— START OF SUPPLIED DATA —
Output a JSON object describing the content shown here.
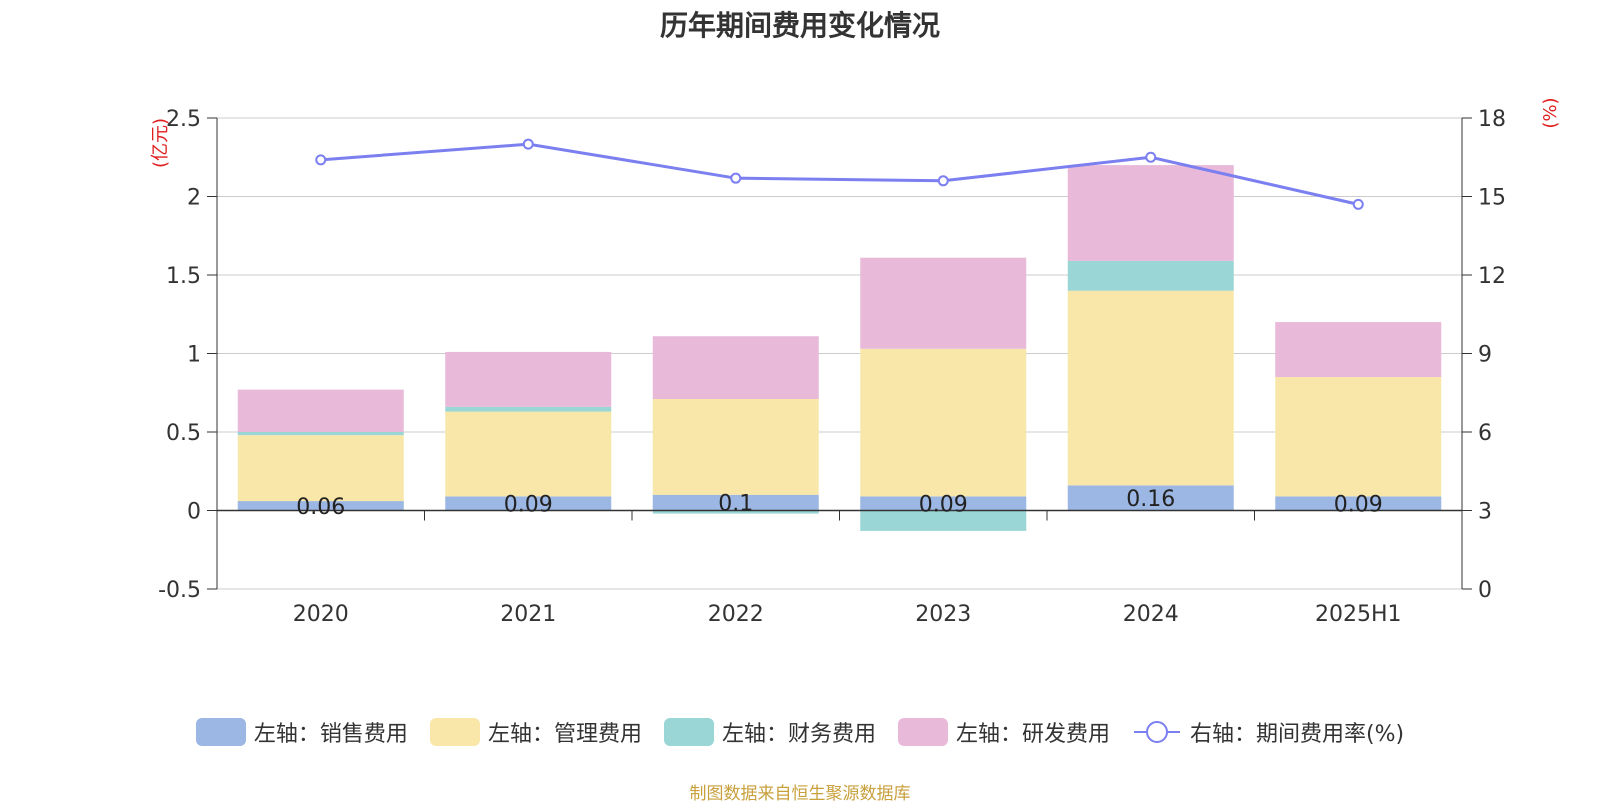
{
  "chart_data": {
    "type": "bar",
    "title": "历年期间费用变化情况",
    "categories": [
      "2020",
      "2021",
      "2022",
      "2023",
      "2024",
      "2025H1"
    ],
    "y_left_unit": "(亿元)",
    "y_right_unit": "(%)",
    "y_left_range": [
      -0.5,
      2.5
    ],
    "y_left_ticks": [
      "2.5",
      "2",
      "1.5",
      "1",
      "0.5",
      "0",
      "-0.5"
    ],
    "y_right_range": [
      0,
      18
    ],
    "y_right_ticks": [
      "18",
      "15",
      "12",
      "9",
      "6",
      "3",
      "0"
    ],
    "grid": true,
    "stacked": true,
    "series": [
      {
        "name": "左轴：销售费用",
        "type": "bar",
        "axis": "left",
        "color": "#9cb7e3",
        "values": [
          0.06,
          0.09,
          0.1,
          0.09,
          0.16,
          0.09
        ],
        "labels": [
          "0.06",
          "0.09",
          "0.1",
          "0.09",
          "0.16",
          "0.09"
        ]
      },
      {
        "name": "左轴：管理费用",
        "type": "bar",
        "axis": "left",
        "color": "#f8e7a8",
        "values": [
          0.42,
          0.54,
          0.61,
          0.94,
          1.24,
          0.76
        ]
      },
      {
        "name": "左轴：财务费用",
        "type": "bar",
        "axis": "left",
        "color": "#9bd6d6",
        "values": [
          0.02,
          0.03,
          -0.02,
          -0.13,
          0.19,
          0.0
        ]
      },
      {
        "name": "左轴：研发费用",
        "type": "bar",
        "axis": "left",
        "color": "#e8b9d9",
        "values": [
          0.27,
          0.35,
          0.4,
          0.58,
          0.61,
          0.35
        ]
      },
      {
        "name": "右轴：期间费用率(%)",
        "type": "line",
        "axis": "right",
        "color": "#7b7ff0",
        "values": [
          16.4,
          17.0,
          15.7,
          15.6,
          16.5,
          14.7
        ]
      }
    ],
    "legend_position": "bottom"
  },
  "source_note": "制图数据来自恒生聚源数据库"
}
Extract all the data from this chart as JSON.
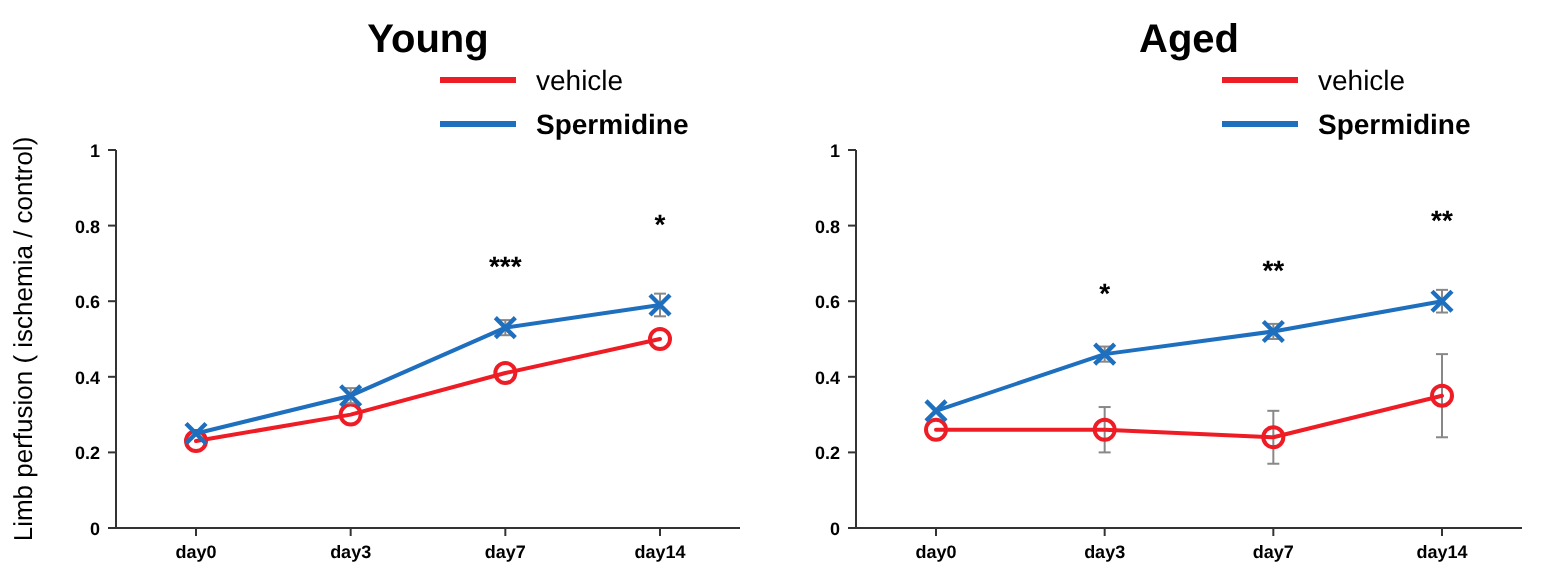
— END OF SUPPLIED DATA —
• **WHAT TO PRODUCE**:
Report the number of lines that contain "color", with no other words.

• **OUTPUT**:
5